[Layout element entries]

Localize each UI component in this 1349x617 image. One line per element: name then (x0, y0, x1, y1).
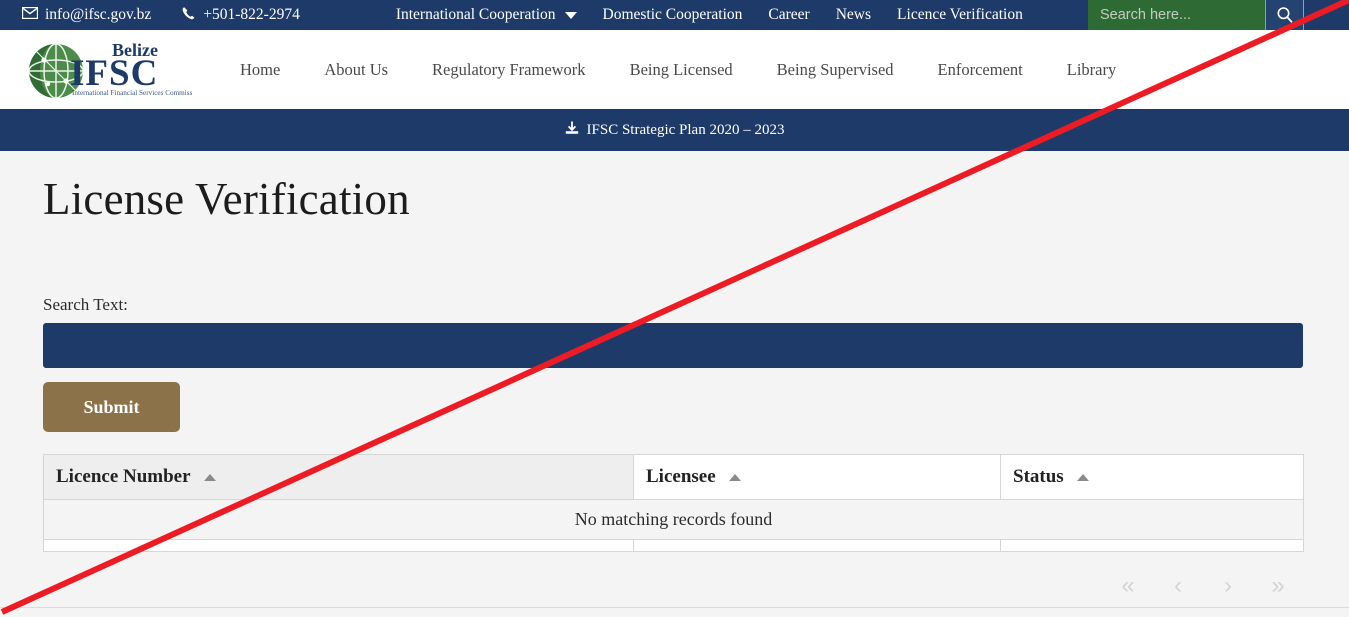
strategic-plan-label: IFSC Strategic Plan 2020 – 2023 (586, 121, 785, 138)
site-search (1088, 0, 1349, 30)
top-nav-label: International Cooperation (395, 6, 556, 23)
table-header-row: Licence Number Licensee Status (43, 454, 1304, 500)
empty-state-row: No matching records found (43, 499, 1304, 540)
pagination-prev-button[interactable]: ‹ (1153, 572, 1203, 600)
sort-ascending-icon (1077, 474, 1090, 482)
top-nav-domestic-cooperation[interactable]: Domestic Cooperation (603, 6, 743, 24)
pagination-first-button[interactable]: « (1103, 572, 1153, 600)
main-content: License Verification Search Text: Submit… (0, 151, 1349, 607)
column-label: Licence Number (56, 466, 191, 487)
sort-ascending-icon (203, 474, 216, 482)
phone-contact[interactable]: +501-822-2974 (181, 6, 300, 25)
column-label: Licensee (646, 466, 716, 487)
pagination: « ‹ › » (43, 572, 1303, 600)
top-nav-label: Licence Verification (897, 6, 1023, 23)
search-submit-button[interactable] (1266, 0, 1304, 30)
pagination-last-button[interactable]: » (1253, 572, 1303, 600)
search-form: Search Text: Submit (0, 295, 1349, 432)
top-nav-label: Career (768, 6, 810, 23)
sort-ascending-icon (729, 474, 742, 482)
main-nav-being-supervised[interactable]: Being Supervised (777, 60, 894, 80)
search-input[interactable] (1088, 0, 1266, 30)
logo-ifsc-text: IFSC (70, 53, 158, 94)
main-nav-home[interactable]: Home (240, 60, 280, 80)
results-table-wrap: Licence Number Licensee Status No matchi… (0, 454, 1349, 552)
pagination-next-button[interactable]: › (1203, 572, 1253, 600)
no-records-message: No matching records found (43, 499, 1304, 540)
email-contact[interactable]: info@ifsc.gov.bz (21, 6, 152, 24)
top-nav-label: News (835, 6, 872, 23)
contact-info: info@ifsc.gov.bz +501-822-2974 (0, 6, 300, 25)
main-nav: Home About Us Regulatory Framework Being… (240, 60, 1116, 80)
search-text-label: Search Text: (43, 295, 128, 314)
table-cell (1000, 539, 1304, 552)
table-cell (633, 539, 1001, 552)
logo-subtitle-text: International Financial Services Commiss… (72, 89, 192, 97)
column-header-licensee[interactable]: Licensee (633, 454, 1001, 500)
main-nav-being-licensed[interactable]: Being Licensed (630, 60, 733, 80)
phone-icon (181, 6, 196, 25)
page-root: info@ifsc.gov.bz +501-822-2974 Internati… (0, 0, 1349, 617)
top-nav: International Cooperation Domestic Coope… (396, 6, 1023, 24)
top-nav-licence-verification[interactable]: Licence Verification (897, 6, 1023, 24)
site-header: Belize IFSC International Financial Serv… (0, 30, 1349, 109)
column-header-licence-number[interactable]: Licence Number (43, 454, 634, 500)
search-text-input[interactable] (43, 323, 1303, 368)
main-nav-library[interactable]: Library (1067, 60, 1116, 80)
envelope-icon (21, 6, 39, 23)
chevron-down-icon (564, 11, 577, 19)
top-nav-news[interactable]: News (836, 6, 871, 24)
top-nav-international-cooperation[interactable]: International Cooperation (396, 6, 577, 24)
main-nav-about-us[interactable]: About Us (324, 60, 388, 80)
magnifier-icon (1276, 6, 1294, 24)
main-nav-regulatory-framework[interactable]: Regulatory Framework (432, 60, 586, 80)
top-utility-bar: info@ifsc.gov.bz +501-822-2974 Internati… (0, 0, 1349, 30)
table-body: No matching records found (43, 499, 1304, 552)
ifsc-logo[interactable]: Belize IFSC International Financial Serv… (24, 37, 194, 103)
phone-text: +501-822-2974 (203, 6, 300, 23)
bottom-divider (0, 607, 1349, 608)
strategic-plan-banner: IFSC Strategic Plan 2020 – 2023 (0, 109, 1349, 151)
strategic-plan-link[interactable]: IFSC Strategic Plan 2020 – 2023 (565, 121, 785, 139)
table-cell (43, 539, 634, 552)
main-nav-enforcement[interactable]: Enforcement (938, 60, 1023, 80)
column-label: Status (1013, 466, 1064, 487)
table-row (43, 539, 1304, 552)
download-icon (565, 121, 579, 139)
license-results-table: Licence Number Licensee Status No matchi… (43, 454, 1304, 552)
topbar-right-filler (1304, 0, 1349, 30)
page-title: License Verification (43, 174, 410, 224)
top-nav-career[interactable]: Career (768, 6, 809, 24)
top-nav-label: Domestic Cooperation (602, 6, 743, 23)
table-head: Licence Number Licensee Status (43, 454, 1304, 500)
email-text: info@ifsc.gov.bz (45, 6, 152, 23)
submit-button[interactable]: Submit (43, 382, 180, 432)
column-header-status[interactable]: Status (1000, 454, 1304, 500)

Task statement → Transcribe every line of the records without any changes, leaving out the pictures.

Task solution →
Localize each UI component in this 1349x617 image. One line per element: name then (x0, y0, x1, y1).
strategic-plan-label: IFSC Strategic Plan 2020 – 2023 (586, 121, 785, 138)
site-search (1088, 0, 1349, 30)
top-nav-label: International Cooperation (395, 6, 556, 23)
table-header-row: Licence Number Licensee Status (43, 454, 1304, 500)
empty-state-row: No matching records found (43, 499, 1304, 540)
pagination-prev-button[interactable]: ‹ (1153, 572, 1203, 600)
sort-ascending-icon (1077, 474, 1090, 482)
top-nav-domestic-cooperation[interactable]: Domestic Cooperation (603, 6, 743, 24)
pagination-first-button[interactable]: « (1103, 572, 1153, 600)
main-content: License Verification Search Text: Submit… (0, 151, 1349, 607)
column-label: Licence Number (56, 466, 191, 487)
sort-ascending-icon (203, 474, 216, 482)
phone-contact[interactable]: +501-822-2974 (181, 6, 300, 25)
column-label: Licensee (646, 466, 716, 487)
pagination: « ‹ › » (43, 572, 1303, 600)
top-nav-label: Licence Verification (897, 6, 1023, 23)
search-submit-button[interactable] (1266, 0, 1304, 30)
pagination-last-button[interactable]: » (1253, 572, 1303, 600)
search-form: Search Text: Submit (0, 295, 1349, 432)
top-nav-label: Career (768, 6, 810, 23)
sort-ascending-icon (729, 474, 742, 482)
main-nav-being-supervised[interactable]: Being Supervised (777, 60, 894, 80)
search-input[interactable] (1088, 0, 1266, 30)
logo-ifsc-text: IFSC (70, 53, 158, 94)
main-nav-home[interactable]: Home (240, 60, 280, 80)
results-table-wrap: Licence Number Licensee Status No matchi… (0, 454, 1349, 552)
pagination-next-button[interactable]: › (1203, 572, 1253, 600)
no-records-message: No matching records found (43, 499, 1304, 540)
email-contact[interactable]: info@ifsc.gov.bz (21, 6, 152, 24)
top-nav-label: News (835, 6, 872, 23)
contact-info: info@ifsc.gov.bz +501-822-2974 (0, 6, 300, 25)
main-nav: Home About Us Regulatory Framework Being… (240, 60, 1116, 80)
search-text-label: Search Text: (43, 295, 128, 314)
table-cell (1000, 539, 1304, 552)
table-cell (633, 539, 1001, 552)
logo-subtitle-text: International Financial Services Commiss… (72, 89, 192, 97)
column-header-licensee[interactable]: Licensee (633, 454, 1001, 500)
main-nav-being-licensed[interactable]: Being Licensed (630, 60, 733, 80)
phone-icon (181, 6, 196, 25)
page-root: info@ifsc.gov.bz +501-822-2974 Internati… (0, 0, 1349, 617)
top-nav: International Cooperation Domestic Coope… (396, 6, 1023, 24)
top-nav-licence-verification[interactable]: Licence Verification (897, 6, 1023, 24)
site-header: Belize IFSC International Financial Serv… (0, 30, 1349, 109)
column-header-licence-number[interactable]: Licence Number (43, 454, 634, 500)
search-text-input[interactable] (43, 323, 1303, 368)
main-nav-library[interactable]: Library (1067, 60, 1116, 80)
envelope-icon (21, 6, 39, 23)
chevron-down-icon (564, 11, 577, 19)
top-nav-news[interactable]: News (836, 6, 871, 24)
top-nav-international-cooperation[interactable]: International Cooperation (396, 6, 577, 24)
main-nav-about-us[interactable]: About Us (324, 60, 388, 80)
magnifier-icon (1276, 6, 1294, 24)
main-nav-regulatory-framework[interactable]: Regulatory Framework (432, 60, 586, 80)
top-utility-bar: info@ifsc.gov.bz +501-822-2974 Internati… (0, 0, 1349, 30)
table-body: No matching records found (43, 499, 1304, 552)
ifsc-logo[interactable]: Belize IFSC International Financial Serv… (24, 37, 194, 103)
phone-text: +501-822-2974 (203, 6, 300, 23)
bottom-divider (0, 607, 1349, 608)
strategic-plan-banner: IFSC Strategic Plan 2020 – 2023 (0, 109, 1349, 151)
strategic-plan-link[interactable]: IFSC Strategic Plan 2020 – 2023 (565, 121, 785, 139)
table-cell (43, 539, 634, 552)
main-nav-enforcement[interactable]: Enforcement (938, 60, 1023, 80)
column-label: Status (1013, 466, 1064, 487)
table-row (43, 539, 1304, 552)
download-icon (565, 121, 579, 139)
license-results-table: Licence Number Licensee Status No matchi… (43, 454, 1304, 552)
topbar-right-filler (1304, 0, 1349, 30)
page-title: License Verification (43, 174, 410, 224)
top-nav-career[interactable]: Career (768, 6, 809, 24)
top-nav-label: Domestic Cooperation (602, 6, 743, 23)
table-head: Licence Number Licensee Status (43, 454, 1304, 500)
email-text: info@ifsc.gov.bz (45, 6, 152, 23)
submit-button[interactable]: Submit (43, 382, 180, 432)
column-header-status[interactable]: Status (1000, 454, 1304, 500)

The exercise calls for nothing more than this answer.